++++ EXERCISE MATERIALS
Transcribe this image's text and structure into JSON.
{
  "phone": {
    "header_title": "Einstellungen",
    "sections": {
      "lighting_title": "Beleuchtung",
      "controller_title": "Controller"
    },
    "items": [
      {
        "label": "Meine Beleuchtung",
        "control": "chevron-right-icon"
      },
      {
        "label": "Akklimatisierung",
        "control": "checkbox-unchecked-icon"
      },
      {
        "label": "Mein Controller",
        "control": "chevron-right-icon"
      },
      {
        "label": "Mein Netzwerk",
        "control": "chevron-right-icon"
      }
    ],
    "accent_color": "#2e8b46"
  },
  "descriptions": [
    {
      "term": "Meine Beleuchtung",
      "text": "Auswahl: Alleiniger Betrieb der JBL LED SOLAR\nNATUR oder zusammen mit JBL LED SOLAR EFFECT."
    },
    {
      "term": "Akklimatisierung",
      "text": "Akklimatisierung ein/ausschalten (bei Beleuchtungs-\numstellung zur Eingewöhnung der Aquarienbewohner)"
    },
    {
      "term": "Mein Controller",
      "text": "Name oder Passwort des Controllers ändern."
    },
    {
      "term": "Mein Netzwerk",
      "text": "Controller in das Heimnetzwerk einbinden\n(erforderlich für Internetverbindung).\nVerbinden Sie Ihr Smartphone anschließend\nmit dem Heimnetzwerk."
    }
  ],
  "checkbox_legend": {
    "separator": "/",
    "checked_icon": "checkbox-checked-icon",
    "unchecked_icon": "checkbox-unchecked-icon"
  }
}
++++++++
++++ EXERCISE MATERIALS
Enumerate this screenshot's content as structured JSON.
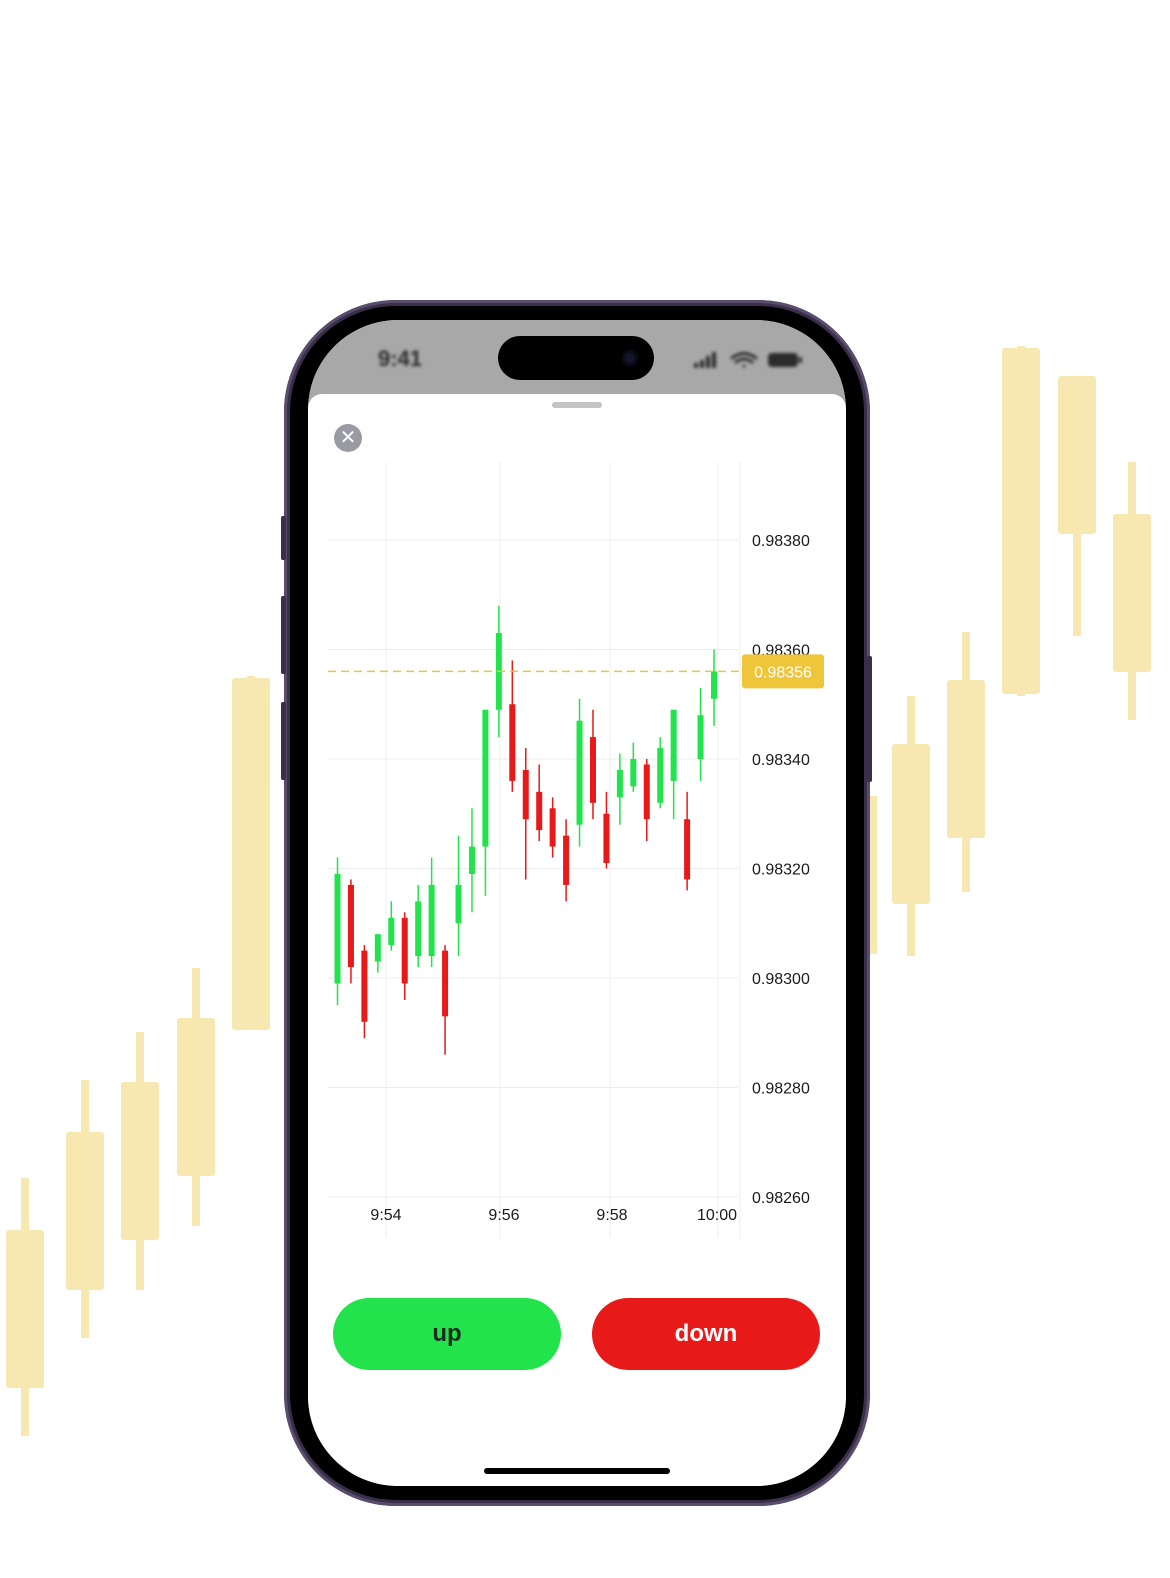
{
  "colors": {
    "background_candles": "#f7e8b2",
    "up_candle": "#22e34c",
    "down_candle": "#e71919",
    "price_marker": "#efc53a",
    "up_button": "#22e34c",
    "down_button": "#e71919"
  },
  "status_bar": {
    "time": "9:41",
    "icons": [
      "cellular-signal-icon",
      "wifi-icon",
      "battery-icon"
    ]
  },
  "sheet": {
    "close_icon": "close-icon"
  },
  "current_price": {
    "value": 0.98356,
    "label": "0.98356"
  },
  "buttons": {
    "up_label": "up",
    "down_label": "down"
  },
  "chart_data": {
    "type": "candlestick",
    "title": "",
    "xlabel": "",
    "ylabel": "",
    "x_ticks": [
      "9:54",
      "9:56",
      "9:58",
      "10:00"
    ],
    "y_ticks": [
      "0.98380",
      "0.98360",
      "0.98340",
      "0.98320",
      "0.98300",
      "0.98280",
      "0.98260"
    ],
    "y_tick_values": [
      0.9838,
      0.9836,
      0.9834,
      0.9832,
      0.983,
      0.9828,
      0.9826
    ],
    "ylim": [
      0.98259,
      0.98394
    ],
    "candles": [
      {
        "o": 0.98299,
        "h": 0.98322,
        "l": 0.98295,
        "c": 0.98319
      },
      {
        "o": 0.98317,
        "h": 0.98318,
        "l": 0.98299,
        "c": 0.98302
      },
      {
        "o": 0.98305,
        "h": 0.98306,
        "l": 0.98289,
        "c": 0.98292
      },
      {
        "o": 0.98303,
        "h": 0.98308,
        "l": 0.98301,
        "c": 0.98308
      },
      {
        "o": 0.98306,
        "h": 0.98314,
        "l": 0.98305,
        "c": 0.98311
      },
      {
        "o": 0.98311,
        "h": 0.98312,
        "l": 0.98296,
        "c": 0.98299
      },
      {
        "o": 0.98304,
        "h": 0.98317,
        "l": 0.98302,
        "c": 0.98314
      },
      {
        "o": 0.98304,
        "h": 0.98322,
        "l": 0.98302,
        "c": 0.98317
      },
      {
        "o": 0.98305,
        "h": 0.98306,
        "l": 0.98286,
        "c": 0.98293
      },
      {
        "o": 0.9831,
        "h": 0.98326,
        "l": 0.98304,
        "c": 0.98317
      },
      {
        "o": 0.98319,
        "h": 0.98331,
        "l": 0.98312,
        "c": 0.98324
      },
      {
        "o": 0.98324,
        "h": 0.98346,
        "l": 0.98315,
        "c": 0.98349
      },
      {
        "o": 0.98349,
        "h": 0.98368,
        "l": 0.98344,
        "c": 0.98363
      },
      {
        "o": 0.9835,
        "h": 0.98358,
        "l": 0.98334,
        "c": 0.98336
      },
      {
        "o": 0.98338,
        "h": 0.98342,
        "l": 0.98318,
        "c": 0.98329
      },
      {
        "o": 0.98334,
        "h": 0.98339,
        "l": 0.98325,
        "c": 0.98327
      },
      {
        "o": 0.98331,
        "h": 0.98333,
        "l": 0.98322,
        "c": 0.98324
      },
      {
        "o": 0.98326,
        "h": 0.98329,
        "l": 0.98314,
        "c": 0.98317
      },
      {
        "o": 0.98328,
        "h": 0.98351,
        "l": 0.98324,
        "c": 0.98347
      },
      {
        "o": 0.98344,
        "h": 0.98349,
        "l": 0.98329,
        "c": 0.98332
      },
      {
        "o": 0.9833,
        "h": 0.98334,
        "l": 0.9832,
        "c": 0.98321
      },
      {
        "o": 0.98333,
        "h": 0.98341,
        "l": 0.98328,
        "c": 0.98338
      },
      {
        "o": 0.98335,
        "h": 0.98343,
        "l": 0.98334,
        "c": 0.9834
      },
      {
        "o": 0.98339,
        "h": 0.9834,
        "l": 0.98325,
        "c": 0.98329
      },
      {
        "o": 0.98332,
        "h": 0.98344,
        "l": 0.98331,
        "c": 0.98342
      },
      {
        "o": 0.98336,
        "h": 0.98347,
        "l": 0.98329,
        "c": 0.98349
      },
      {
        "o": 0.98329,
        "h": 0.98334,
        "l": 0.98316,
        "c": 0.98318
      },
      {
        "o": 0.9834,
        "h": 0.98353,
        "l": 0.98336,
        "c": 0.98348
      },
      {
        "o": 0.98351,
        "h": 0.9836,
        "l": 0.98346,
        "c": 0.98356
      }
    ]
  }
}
++++++++
## EXERCISE
Copy all lines of the listing above that contain the string "Meine".

## RIGHT ANSWER
        "label": "Meine Beleuchtung",
      "term": "Meine Beleuchtung",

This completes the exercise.